— start of Data for the task —
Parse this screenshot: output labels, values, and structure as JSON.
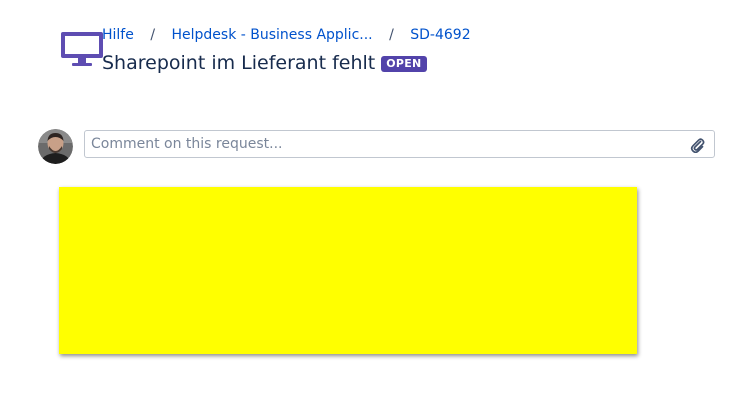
{
  "breadcrumb": {
    "items": [
      {
        "label": "Hilfe"
      },
      {
        "label": "Helpdesk - Business Applic..."
      },
      {
        "label": "SD-4692"
      }
    ],
    "separator": "/"
  },
  "request": {
    "title": "Sharepoint im Lieferant fehlt",
    "status": "OPEN",
    "status_color": "#5243aa",
    "type_icon": "monitor-icon"
  },
  "comment": {
    "placeholder": "Comment on this request...",
    "value": "",
    "attach_icon": "paperclip-icon"
  },
  "colors": {
    "link": "#0052cc",
    "text": "#172b4d",
    "panel": "#ffff00",
    "icon_purple": "#6554c0"
  }
}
— end of Data for the task —
» Stated goal: Print the records word for word and exclude any picture they hold.

» Final answer:
Parse this screenshot: output labels, values, and structure as JSON.
{
  "breadcrumb": {
    "items": [
      {
        "label": "Hilfe"
      },
      {
        "label": "Helpdesk - Business Applic..."
      },
      {
        "label": "SD-4692"
      }
    ],
    "separator": "/"
  },
  "request": {
    "title": "Sharepoint im Lieferant fehlt",
    "status": "OPEN",
    "status_color": "#5243aa",
    "type_icon": "monitor-icon"
  },
  "comment": {
    "placeholder": "Comment on this request...",
    "value": "",
    "attach_icon": "paperclip-icon"
  },
  "colors": {
    "link": "#0052cc",
    "text": "#172b4d",
    "panel": "#ffff00",
    "icon_purple": "#6554c0"
  }
}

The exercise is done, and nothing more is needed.